[START MATERIAL SUPPLIED]
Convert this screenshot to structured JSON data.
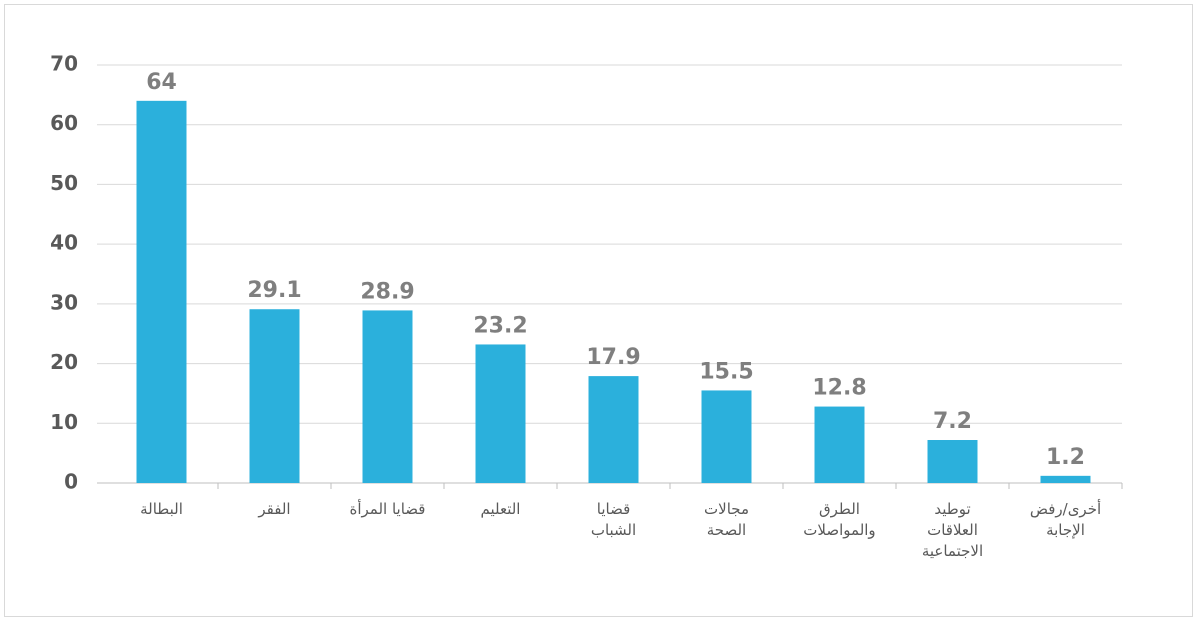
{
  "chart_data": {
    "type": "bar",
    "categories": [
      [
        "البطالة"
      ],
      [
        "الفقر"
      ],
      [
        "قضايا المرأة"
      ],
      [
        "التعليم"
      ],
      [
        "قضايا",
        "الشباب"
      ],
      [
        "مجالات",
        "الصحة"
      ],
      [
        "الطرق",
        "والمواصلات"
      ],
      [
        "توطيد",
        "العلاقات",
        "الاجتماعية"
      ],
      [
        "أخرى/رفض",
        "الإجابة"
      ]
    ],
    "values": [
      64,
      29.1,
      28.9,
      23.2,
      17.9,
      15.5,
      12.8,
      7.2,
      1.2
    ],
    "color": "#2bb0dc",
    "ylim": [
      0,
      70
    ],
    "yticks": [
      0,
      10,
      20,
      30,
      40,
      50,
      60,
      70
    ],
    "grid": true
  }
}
[END MATERIAL SUPPLIED]
Transcribe the listing in full and omit the pictures.

▸ TASK OUTPUT:
Convert this screenshot to structured JSON data.
{
  "chart_data": {
    "type": "bar",
    "categories": [
      [
        "البطالة"
      ],
      [
        "الفقر"
      ],
      [
        "قضايا المرأة"
      ],
      [
        "التعليم"
      ],
      [
        "قضايا",
        "الشباب"
      ],
      [
        "مجالات",
        "الصحة"
      ],
      [
        "الطرق",
        "والمواصلات"
      ],
      [
        "توطيد",
        "العلاقات",
        "الاجتماعية"
      ],
      [
        "أخرى/رفض",
        "الإجابة"
      ]
    ],
    "values": [
      64,
      29.1,
      28.9,
      23.2,
      17.9,
      15.5,
      12.8,
      7.2,
      1.2
    ],
    "color": "#2bb0dc",
    "ylim": [
      0,
      70
    ],
    "yticks": [
      0,
      10,
      20,
      30,
      40,
      50,
      60,
      70
    ],
    "grid": true
  }
}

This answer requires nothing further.